» Stated exercise
Locate each line in the records containing "dashed". Copy it.

(Stored data)

——————

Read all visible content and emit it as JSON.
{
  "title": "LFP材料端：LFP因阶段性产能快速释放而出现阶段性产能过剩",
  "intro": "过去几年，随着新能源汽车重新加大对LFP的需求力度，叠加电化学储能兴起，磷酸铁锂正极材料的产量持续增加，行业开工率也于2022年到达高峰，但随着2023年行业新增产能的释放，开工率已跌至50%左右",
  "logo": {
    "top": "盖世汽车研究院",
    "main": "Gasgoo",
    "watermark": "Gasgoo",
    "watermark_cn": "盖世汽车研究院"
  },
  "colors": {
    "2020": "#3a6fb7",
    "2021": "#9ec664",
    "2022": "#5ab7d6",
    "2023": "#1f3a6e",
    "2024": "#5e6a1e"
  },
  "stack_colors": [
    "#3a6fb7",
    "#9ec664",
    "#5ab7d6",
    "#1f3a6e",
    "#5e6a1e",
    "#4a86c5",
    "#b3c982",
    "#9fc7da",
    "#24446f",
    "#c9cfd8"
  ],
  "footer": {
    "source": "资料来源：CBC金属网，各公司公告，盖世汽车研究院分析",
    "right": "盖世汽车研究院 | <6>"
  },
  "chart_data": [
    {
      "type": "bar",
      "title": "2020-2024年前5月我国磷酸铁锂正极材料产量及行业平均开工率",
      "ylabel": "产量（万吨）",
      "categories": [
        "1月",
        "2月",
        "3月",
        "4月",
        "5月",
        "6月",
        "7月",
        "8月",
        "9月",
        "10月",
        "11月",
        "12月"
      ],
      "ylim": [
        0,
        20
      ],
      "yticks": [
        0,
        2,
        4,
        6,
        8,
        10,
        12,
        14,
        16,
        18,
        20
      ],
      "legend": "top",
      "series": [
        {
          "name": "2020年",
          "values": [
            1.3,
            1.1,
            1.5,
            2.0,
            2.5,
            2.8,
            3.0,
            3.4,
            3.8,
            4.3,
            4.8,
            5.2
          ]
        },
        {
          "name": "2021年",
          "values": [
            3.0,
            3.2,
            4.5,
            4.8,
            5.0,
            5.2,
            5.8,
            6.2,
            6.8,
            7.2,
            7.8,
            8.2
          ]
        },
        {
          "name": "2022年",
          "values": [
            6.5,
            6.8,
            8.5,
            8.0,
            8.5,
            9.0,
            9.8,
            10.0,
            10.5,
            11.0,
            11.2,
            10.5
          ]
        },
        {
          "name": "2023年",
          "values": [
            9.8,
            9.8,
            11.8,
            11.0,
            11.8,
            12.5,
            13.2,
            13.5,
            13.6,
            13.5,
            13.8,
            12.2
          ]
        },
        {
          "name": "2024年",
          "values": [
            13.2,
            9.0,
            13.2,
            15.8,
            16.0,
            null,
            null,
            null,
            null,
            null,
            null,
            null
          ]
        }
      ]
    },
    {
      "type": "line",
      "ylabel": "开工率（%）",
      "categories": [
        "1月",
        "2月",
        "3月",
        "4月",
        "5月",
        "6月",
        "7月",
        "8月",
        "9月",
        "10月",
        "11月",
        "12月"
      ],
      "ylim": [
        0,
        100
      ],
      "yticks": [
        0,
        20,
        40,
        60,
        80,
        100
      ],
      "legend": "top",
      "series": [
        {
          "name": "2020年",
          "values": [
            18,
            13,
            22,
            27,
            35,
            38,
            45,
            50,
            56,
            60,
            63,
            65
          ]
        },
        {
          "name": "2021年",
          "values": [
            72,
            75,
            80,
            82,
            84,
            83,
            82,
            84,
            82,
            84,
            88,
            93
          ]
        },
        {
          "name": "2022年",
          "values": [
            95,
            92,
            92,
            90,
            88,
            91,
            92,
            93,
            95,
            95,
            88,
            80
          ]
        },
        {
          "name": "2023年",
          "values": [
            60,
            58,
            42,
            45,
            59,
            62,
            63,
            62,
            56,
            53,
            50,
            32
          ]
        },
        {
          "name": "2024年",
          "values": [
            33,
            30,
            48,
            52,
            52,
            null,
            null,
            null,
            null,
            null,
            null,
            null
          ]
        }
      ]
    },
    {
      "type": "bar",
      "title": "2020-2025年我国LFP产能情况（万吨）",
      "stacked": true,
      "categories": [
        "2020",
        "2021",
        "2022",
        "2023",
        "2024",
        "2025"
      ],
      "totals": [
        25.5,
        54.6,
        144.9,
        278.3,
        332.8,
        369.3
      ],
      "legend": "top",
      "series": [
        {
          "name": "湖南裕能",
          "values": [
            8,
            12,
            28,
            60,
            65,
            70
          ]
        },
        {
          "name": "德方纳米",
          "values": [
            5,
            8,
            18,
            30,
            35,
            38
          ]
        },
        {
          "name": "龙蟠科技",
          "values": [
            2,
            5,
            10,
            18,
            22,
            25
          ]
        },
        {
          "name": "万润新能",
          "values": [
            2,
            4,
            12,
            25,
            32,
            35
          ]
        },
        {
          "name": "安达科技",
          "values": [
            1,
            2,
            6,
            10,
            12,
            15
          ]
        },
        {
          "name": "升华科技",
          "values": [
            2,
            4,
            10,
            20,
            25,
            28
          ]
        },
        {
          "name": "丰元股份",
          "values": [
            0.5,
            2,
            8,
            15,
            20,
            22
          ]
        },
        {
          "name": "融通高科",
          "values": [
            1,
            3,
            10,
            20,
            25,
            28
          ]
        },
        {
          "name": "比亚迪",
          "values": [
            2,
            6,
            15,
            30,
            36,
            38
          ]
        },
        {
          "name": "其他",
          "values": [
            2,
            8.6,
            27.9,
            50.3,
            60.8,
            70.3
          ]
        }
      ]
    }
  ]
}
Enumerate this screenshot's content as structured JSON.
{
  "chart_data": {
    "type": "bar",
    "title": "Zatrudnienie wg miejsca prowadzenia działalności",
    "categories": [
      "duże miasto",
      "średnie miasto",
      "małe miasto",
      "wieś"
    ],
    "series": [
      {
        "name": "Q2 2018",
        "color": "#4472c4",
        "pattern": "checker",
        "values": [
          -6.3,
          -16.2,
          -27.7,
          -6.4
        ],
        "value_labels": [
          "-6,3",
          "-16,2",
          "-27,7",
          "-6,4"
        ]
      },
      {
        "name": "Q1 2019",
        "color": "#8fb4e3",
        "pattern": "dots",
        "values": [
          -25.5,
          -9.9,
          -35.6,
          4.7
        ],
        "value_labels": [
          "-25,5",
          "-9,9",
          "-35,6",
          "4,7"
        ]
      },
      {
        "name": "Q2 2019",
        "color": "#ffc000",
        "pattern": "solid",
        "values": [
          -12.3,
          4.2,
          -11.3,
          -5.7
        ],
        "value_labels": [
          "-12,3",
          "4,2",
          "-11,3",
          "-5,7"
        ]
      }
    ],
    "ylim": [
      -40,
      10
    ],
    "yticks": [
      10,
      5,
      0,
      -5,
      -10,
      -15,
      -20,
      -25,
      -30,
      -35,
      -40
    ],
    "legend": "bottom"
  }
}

——————

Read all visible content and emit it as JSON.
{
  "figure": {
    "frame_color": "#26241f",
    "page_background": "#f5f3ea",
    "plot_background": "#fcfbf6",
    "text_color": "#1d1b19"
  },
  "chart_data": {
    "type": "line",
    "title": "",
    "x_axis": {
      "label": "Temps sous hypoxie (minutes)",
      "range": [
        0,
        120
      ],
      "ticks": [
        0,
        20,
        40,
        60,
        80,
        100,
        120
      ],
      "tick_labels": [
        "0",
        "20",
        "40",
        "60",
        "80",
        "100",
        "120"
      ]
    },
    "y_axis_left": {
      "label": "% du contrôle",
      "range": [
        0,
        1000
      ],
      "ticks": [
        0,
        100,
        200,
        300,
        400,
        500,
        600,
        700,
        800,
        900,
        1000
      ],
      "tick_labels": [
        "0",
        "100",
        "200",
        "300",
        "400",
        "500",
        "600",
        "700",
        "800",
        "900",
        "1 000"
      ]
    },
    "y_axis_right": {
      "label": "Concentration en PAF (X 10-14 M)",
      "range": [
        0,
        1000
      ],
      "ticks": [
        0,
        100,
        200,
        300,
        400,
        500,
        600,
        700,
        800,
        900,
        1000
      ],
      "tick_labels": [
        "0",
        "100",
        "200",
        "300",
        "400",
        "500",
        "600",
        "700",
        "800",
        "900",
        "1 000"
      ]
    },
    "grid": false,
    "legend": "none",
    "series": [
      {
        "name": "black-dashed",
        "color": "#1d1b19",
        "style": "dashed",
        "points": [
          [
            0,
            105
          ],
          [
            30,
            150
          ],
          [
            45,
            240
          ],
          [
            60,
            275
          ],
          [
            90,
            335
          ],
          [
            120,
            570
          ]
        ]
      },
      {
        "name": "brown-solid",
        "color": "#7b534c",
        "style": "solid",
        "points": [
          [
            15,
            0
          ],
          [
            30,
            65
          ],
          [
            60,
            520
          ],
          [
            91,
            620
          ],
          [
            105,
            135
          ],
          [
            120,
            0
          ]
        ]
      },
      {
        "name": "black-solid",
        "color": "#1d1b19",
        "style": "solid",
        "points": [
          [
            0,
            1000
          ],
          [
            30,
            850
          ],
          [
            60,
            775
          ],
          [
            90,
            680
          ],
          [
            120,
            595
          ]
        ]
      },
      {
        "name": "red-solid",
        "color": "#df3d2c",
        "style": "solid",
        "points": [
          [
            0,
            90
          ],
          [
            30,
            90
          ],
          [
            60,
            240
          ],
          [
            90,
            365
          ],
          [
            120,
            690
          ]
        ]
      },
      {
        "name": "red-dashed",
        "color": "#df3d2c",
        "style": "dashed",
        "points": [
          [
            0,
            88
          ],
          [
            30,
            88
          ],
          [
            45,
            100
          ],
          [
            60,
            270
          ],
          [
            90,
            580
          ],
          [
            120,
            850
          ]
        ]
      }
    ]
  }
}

——————

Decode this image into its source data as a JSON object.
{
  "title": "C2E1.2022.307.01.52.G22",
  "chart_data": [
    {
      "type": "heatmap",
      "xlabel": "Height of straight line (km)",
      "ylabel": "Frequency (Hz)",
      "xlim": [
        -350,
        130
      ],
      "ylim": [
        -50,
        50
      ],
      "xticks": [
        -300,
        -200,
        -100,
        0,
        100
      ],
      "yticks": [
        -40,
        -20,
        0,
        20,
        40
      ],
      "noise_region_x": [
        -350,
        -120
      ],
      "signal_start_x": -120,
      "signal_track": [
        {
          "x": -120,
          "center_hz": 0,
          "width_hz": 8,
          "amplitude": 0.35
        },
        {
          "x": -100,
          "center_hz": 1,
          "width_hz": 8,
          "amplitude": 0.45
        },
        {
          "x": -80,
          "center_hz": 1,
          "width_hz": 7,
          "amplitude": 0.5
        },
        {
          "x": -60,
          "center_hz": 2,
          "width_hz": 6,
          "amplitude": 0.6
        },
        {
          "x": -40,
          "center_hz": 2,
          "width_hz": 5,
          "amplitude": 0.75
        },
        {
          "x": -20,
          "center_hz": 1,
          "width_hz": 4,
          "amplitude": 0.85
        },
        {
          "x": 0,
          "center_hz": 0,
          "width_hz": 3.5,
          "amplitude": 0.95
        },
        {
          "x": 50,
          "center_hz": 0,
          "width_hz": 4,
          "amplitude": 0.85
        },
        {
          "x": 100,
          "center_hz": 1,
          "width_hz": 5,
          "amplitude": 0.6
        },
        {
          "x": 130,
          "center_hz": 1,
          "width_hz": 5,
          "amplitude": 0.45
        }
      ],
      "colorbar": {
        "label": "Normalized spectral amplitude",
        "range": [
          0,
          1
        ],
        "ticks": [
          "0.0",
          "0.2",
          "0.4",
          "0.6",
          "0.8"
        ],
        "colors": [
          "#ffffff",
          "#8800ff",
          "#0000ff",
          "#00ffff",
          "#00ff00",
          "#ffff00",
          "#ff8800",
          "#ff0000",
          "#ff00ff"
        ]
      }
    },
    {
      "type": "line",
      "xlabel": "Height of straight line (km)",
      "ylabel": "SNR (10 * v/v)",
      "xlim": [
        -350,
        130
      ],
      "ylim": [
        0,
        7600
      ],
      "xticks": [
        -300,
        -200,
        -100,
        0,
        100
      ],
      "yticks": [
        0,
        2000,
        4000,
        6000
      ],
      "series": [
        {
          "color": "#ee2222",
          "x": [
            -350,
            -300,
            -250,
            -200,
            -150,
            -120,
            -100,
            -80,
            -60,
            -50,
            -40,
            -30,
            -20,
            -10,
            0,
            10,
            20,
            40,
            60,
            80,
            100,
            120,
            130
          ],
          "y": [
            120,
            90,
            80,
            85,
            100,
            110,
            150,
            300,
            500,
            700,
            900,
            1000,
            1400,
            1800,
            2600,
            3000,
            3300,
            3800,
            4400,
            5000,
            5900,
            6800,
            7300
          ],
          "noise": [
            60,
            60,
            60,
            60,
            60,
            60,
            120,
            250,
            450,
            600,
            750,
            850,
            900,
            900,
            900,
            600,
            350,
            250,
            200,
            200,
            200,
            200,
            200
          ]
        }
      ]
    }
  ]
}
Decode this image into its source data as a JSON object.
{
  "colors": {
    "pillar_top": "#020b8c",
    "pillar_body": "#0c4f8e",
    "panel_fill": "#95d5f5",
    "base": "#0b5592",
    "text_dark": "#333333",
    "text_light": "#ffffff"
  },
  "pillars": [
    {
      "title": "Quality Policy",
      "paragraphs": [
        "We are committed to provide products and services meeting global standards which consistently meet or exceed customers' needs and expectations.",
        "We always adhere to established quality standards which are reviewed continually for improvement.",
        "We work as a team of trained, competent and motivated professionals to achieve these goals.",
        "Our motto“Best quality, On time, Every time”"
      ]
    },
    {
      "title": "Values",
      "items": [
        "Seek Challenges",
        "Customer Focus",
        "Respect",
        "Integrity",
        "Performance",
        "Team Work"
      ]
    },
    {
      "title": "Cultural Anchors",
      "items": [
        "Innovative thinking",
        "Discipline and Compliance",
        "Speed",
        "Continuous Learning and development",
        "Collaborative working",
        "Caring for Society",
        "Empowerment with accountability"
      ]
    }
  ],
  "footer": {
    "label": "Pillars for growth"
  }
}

——————

» Expected output
        "name": "black-dashed",
        "style": "dashed",
        "name": "red-dashed",
        "style": "dashed",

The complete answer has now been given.